Recorded data
—————
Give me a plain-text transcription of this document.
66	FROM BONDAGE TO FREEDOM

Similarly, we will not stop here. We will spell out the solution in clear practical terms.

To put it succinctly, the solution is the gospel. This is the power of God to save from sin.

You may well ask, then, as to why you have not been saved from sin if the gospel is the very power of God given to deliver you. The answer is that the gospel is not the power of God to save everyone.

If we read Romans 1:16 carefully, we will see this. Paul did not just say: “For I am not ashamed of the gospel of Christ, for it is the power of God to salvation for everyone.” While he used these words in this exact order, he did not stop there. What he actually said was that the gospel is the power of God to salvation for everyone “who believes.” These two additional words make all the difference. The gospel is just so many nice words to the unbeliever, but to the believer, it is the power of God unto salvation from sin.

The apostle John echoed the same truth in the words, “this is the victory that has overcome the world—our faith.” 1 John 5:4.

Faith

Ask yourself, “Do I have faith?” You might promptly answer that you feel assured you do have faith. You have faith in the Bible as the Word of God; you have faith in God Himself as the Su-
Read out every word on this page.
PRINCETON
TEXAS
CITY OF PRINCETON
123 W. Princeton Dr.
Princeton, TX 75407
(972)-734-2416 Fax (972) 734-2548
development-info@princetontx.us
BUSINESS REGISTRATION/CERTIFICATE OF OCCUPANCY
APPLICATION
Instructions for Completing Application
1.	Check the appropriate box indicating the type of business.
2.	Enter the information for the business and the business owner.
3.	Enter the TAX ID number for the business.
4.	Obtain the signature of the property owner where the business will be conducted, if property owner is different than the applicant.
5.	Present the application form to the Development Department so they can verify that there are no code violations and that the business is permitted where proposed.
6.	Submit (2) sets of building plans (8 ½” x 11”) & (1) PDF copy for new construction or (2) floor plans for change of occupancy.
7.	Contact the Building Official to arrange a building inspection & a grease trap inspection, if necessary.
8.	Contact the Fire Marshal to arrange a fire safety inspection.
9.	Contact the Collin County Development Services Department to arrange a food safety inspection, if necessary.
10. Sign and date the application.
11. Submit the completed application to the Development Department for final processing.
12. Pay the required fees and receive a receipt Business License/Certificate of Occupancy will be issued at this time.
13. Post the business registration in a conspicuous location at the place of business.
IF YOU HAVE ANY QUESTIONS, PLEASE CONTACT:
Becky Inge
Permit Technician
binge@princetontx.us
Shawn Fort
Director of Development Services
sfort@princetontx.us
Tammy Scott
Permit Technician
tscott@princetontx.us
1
—————
## What to work on
Type out the material again exactly as presented.

## Complete response
Give me a plain-text transcription of this document.
66	FROM BONDAGE TO FREEDOM

Similarly, we will not stop here. We will spell out the solution in clear practical terms.

To put it succinctly, the solution is the gospel. This is the power of God to save from sin.

You may well ask, then, as to why you have not been saved from sin if the gospel is the very power of God given to deliver you. The answer is that the gospel is not the power of God to save everyone.

If we read Romans 1:16 carefully, we will see this. Paul did not just say: “For I am not ashamed of the gospel of Christ, for it is the power of God to salvation for everyone.” While he used these words in this exact order, he did not stop there. What he actually said was that the gospel is the power of God to salvation for everyone “who believes.” These two additional words make all the difference. The gospel is just so many nice words to the unbeliever, but to the believer, it is the power of God unto salvation from sin.

The apostle John echoed the same truth in the words, “this is the victory that has overcome the world—our faith.” 1 John 5:4.

Faith

Ask yourself, “Do I have faith?” You might promptly answer that you feel assured you do have faith. You have faith in the Bible as the Word of God; you have faith in God Himself as the Su-
Read out every word on this page.
PRINCETON
TEXAS
CITY OF PRINCETON
123 W. Princeton Dr.
Princeton, TX 75407
(972)-734-2416 Fax (972) 734-2548
development-info@princetontx.us
BUSINESS REGISTRATION/CERTIFICATE OF OCCUPANCY
APPLICATION
Instructions for Completing Application
1.	Check the appropriate box indicating the type of business.
2.	Enter the information for the business and the business owner.
3.	Enter the TAX ID number for the business.
4.	Obtain the signature of the property owner where the business will be conducted, if property owner is different than the applicant.
5.	Present the application form to the Development Department so they can verify that there are no code violations and that the business is permitted where proposed.
6.	Submit (2) sets of building plans (8 ½” x 11”) & (1) PDF copy for new construction or (2) floor plans for change of occupancy.
7.	Contact the Building Official to arrange a building inspection & a grease trap inspection, if necessary.
8.	Contact the Fire Marshal to arrange a fire safety inspection.
9.	Contact the Collin County Development Services Department to arrange a food safety inspection, if necessary.
10. Sign and date the application.
11. Submit the completed application to the Development Department for final processing.
12. Pay the required fees and receive a receipt Business License/Certificate of Occupancy will be issued at this time.
13. Post the business registration in a conspicuous location at the place of business.
IF YOU HAVE ANY QUESTIONS, PLEASE CONTACT:
Becky Inge
Permit Technician
binge@princetontx.us
Shawn Fort
Director of Development Services
sfort@princetontx.us
Tammy Scott
Permit Technician
tscott@princetontx.us
1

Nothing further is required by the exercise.